'''

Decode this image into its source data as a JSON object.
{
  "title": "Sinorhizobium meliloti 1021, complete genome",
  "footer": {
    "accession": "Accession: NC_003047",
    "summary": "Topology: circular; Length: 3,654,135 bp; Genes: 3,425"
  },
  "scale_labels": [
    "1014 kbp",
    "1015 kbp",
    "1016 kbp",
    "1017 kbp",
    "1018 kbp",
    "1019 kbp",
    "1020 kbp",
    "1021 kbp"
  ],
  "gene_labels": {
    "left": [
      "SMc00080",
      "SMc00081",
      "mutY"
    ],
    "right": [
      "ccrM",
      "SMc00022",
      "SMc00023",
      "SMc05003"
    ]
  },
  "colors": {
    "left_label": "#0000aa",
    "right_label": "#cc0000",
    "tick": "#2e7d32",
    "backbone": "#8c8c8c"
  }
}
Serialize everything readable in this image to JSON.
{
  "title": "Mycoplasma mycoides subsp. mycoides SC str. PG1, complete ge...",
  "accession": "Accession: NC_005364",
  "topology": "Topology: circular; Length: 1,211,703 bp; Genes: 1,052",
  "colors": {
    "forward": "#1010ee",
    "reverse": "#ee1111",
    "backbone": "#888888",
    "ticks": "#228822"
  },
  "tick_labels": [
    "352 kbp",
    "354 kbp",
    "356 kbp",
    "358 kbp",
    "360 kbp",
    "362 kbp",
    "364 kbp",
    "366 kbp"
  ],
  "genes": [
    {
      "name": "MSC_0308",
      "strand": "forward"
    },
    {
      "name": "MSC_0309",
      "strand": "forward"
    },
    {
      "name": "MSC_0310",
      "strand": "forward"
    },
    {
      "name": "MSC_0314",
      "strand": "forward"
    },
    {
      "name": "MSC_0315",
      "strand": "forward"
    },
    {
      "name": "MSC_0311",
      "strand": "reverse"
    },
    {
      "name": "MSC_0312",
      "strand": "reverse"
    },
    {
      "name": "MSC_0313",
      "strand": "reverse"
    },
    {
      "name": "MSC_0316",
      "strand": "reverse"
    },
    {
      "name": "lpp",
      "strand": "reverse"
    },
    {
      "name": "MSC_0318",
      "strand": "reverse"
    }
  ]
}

'''

#### [Work to be completed]
Everything in the records should be written out again exactly.

#### [Exercise answer]
Decode this image into its source data as a JSON object.
{
  "title": "Sinorhizobium meliloti 1021, complete genome",
  "footer": {
    "accession": "Accession: NC_003047",
    "summary": "Topology: circular; Length: 3,654,135 bp; Genes: 3,425"
  },
  "scale_labels": [
    "1014 kbp",
    "1015 kbp",
    "1016 kbp",
    "1017 kbp",
    "1018 kbp",
    "1019 kbp",
    "1020 kbp",
    "1021 kbp"
  ],
  "gene_labels": {
    "left": [
      "SMc00080",
      "SMc00081",
      "mutY"
    ],
    "right": [
      "ccrM",
      "SMc00022",
      "SMc00023",
      "SMc05003"
    ]
  },
  "colors": {
    "left_label": "#0000aa",
    "right_label": "#cc0000",
    "tick": "#2e7d32",
    "backbone": "#8c8c8c"
  }
}
Serialize everything readable in this image to JSON.
{
  "title": "Mycoplasma mycoides subsp. mycoides SC str. PG1, complete ge...",
  "accession": "Accession: NC_005364",
  "topology": "Topology: circular; Length: 1,211,703 bp; Genes: 1,052",
  "colors": {
    "forward": "#1010ee",
    "reverse": "#ee1111",
    "backbone": "#888888",
    "ticks": "#228822"
  },
  "tick_labels": [
    "352 kbp",
    "354 kbp",
    "356 kbp",
    "358 kbp",
    "360 kbp",
    "362 kbp",
    "364 kbp",
    "366 kbp"
  ],
  "genes": [
    {
      "name": "MSC_0308",
      "strand": "forward"
    },
    {
      "name": "MSC_0309",
      "strand": "forward"
    },
    {
      "name": "MSC_0310",
      "strand": "forward"
    },
    {
      "name": "MSC_0314",
      "strand": "forward"
    },
    {
      "name": "MSC_0315",
      "strand": "forward"
    },
    {
      "name": "MSC_0311",
      "strand": "reverse"
    },
    {
      "name": "MSC_0312",
      "strand": "reverse"
    },
    {
      "name": "MSC_0313",
      "strand": "reverse"
    },
    {
      "name": "MSC_0316",
      "strand": "reverse"
    },
    {
      "name": "lpp",
      "strand": "reverse"
    },
    {
      "name": "MSC_0318",
      "strand": "reverse"
    }
  ]
}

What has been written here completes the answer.